Stored records:
'''

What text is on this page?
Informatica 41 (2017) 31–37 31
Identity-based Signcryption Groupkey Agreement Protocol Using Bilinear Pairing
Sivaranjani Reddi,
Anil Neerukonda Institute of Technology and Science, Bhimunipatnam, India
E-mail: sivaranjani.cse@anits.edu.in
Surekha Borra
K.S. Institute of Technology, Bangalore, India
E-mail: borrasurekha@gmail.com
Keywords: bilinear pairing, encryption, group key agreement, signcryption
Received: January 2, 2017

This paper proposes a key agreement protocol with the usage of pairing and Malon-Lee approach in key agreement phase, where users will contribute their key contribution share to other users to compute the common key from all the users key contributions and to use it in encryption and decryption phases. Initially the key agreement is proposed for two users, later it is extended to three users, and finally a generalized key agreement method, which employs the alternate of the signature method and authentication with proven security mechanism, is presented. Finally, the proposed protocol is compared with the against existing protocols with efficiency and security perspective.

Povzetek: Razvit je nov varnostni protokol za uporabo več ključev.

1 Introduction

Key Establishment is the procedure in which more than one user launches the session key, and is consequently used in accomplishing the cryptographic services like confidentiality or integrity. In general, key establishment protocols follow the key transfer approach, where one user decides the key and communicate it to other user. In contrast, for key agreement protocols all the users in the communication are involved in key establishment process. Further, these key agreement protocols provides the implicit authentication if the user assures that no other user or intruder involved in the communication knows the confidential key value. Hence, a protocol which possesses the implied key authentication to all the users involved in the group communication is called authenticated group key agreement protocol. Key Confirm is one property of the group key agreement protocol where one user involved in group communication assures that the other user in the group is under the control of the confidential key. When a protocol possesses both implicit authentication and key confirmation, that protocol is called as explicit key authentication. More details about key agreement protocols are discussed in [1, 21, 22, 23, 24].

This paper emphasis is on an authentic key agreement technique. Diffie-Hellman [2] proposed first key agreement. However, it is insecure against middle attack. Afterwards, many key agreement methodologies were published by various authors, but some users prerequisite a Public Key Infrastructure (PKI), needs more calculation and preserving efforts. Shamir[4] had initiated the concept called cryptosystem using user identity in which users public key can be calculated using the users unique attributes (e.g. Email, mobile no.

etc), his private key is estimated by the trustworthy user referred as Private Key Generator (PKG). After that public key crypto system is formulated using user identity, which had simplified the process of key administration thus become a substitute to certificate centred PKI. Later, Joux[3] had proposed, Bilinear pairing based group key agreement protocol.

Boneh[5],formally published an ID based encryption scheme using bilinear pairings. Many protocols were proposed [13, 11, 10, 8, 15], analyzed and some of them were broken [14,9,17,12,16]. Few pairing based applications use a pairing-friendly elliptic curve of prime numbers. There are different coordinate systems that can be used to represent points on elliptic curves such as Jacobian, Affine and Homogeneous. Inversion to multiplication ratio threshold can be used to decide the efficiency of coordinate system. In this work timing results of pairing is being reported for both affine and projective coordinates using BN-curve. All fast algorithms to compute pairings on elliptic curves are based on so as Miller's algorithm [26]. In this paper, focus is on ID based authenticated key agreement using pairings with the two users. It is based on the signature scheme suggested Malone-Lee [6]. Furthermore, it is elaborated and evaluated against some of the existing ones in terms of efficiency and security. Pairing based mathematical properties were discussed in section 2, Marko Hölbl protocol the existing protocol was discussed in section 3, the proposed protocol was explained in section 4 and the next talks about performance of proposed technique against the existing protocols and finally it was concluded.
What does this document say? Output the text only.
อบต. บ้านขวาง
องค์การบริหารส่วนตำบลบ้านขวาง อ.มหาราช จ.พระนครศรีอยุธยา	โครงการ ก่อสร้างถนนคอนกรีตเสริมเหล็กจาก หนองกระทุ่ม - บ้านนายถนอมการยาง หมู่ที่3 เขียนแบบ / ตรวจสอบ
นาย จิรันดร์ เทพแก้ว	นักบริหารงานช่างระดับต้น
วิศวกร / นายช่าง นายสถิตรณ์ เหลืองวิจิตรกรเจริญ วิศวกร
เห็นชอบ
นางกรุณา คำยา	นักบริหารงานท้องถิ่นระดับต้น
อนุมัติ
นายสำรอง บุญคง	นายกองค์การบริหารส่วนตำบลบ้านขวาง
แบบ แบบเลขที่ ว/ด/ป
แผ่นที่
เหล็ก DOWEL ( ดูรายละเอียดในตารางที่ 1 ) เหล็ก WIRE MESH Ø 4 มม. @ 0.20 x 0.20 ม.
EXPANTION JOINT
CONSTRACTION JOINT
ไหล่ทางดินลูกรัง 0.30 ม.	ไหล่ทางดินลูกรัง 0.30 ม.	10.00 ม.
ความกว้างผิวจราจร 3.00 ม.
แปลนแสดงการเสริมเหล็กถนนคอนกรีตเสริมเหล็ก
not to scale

'''

● **Work required**
Recopy all the lines exactly as they appear.

● **Reply to the exercise**
What text is on this page?
Informatica 41 (2017) 31–37 31
Identity-based Signcryption Groupkey Agreement Protocol Using Bilinear Pairing
Sivaranjani Reddi,
Anil Neerukonda Institute of Technology and Science, Bhimunipatnam, India
E-mail: sivaranjani.cse@anits.edu.in
Surekha Borra
K.S. Institute of Technology, Bangalore, India
E-mail: borrasurekha@gmail.com
Keywords: bilinear pairing, encryption, group key agreement, signcryption
Received: January 2, 2017

This paper proposes a key agreement protocol with the usage of pairing and Malon-Lee approach in key agreement phase, where users will contribute their key contribution share to other users to compute the common key from all the users key contributions and to use it in encryption and decryption phases. Initially the key agreement is proposed for two users, later it is extended to three users, and finally a generalized key agreement method, which employs the alternate of the signature method and authentication with proven security mechanism, is presented. Finally, the proposed protocol is compared with the against existing protocols with efficiency and security perspective.

Povzetek: Razvit je nov varnostni protokol za uporabo več ključev.

1 Introduction

Key Establishment is the procedure in which more than one user launches the session key, and is consequently used in accomplishing the cryptographic services like confidentiality or integrity. In general, key establishment protocols follow the key transfer approach, where one user decides the key and communicate it to other user. In contrast, for key agreement protocols all the users in the communication are involved in key establishment process. Further, these key agreement protocols provides the implicit authentication if the user assures that no other user or intruder involved in the communication knows the confidential key value. Hence, a protocol which possesses the implied key authentication to all the users involved in the group communication is called authenticated group key agreement protocol. Key Confirm is one property of the group key agreement protocol where one user involved in group communication assures that the other user in the group is under the control of the confidential key. When a protocol possesses both implicit authentication and key confirmation, that protocol is called as explicit key authentication. More details about key agreement protocols are discussed in [1, 21, 22, 23, 24].

This paper emphasis is on an authentic key agreement technique. Diffie-Hellman [2] proposed first key agreement. However, it is insecure against middle attack. Afterwards, many key agreement methodologies were published by various authors, but some users prerequisite a Public Key Infrastructure (PKI), needs more calculation and preserving efforts. Shamir[4] had initiated the concept called cryptosystem using user identity in which users public key can be calculated using the users unique attributes (e.g. Email, mobile no.

etc), his private key is estimated by the trustworthy user referred as Private Key Generator (PKG). After that public key crypto system is formulated using user identity, which had simplified the process of key administration thus become a substitute to certificate centred PKI. Later, Joux[3] had proposed, Bilinear pairing based group key agreement protocol.

Boneh[5],formally published an ID based encryption scheme using bilinear pairings. Many protocols were proposed [13, 11, 10, 8, 15], analyzed and some of them were broken [14,9,17,12,16]. Few pairing based applications use a pairing-friendly elliptic curve of prime numbers. There are different coordinate systems that can be used to represent points on elliptic curves such as Jacobian, Affine and Homogeneous. Inversion to multiplication ratio threshold can be used to decide the efficiency of coordinate system. In this work timing results of pairing is being reported for both affine and projective coordinates using BN-curve. All fast algorithms to compute pairings on elliptic curves are based on so as Miller's algorithm [26]. In this paper, focus is on ID based authenticated key agreement using pairings with the two users. It is based on the signature scheme suggested Malone-Lee [6]. Furthermore, it is elaborated and evaluated against some of the existing ones in terms of efficiency and security. Pairing based mathematical properties were discussed in section 2, Marko Hölbl protocol the existing protocol was discussed in section 3, the proposed protocol was explained in section 4 and the next talks about performance of proposed technique against the existing protocols and finally it was concluded.
What does this document say? Output the text only.
อบต. บ้านขวาง
องค์การบริหารส่วนตำบลบ้านขวาง อ.มหาราช จ.พระนครศรีอยุธยา	โครงการ ก่อสร้างถนนคอนกรีตเสริมเหล็กจาก หนองกระทุ่ม - บ้านนายถนอมการยาง หมู่ที่3 เขียนแบบ / ตรวจสอบ
นาย จิรันดร์ เทพแก้ว	นักบริหารงานช่างระดับต้น
วิศวกร / นายช่าง นายสถิตรณ์ เหลืองวิจิตรกรเจริญ วิศวกร
เห็นชอบ
นางกรุณา คำยา	นักบริหารงานท้องถิ่นระดับต้น
อนุมัติ
นายสำรอง บุญคง	นายกองค์การบริหารส่วนตำบลบ้านขวาง
แบบ แบบเลขที่ ว/ด/ป
แผ่นที่
เหล็ก DOWEL ( ดูรายละเอียดในตารางที่ 1 ) เหล็ก WIRE MESH Ø 4 มม. @ 0.20 x 0.20 ม.
EXPANTION JOINT
CONSTRACTION JOINT
ไหล่ทางดินลูกรัง 0.30 ม.	ไหล่ทางดินลูกรัง 0.30 ม.	10.00 ม.
ความกว้างผิวจราจร 3.00 ม.
แปลนแสดงการเสริมเหล็กถนนคอนกรีตเสริมเหล็ก
not to scale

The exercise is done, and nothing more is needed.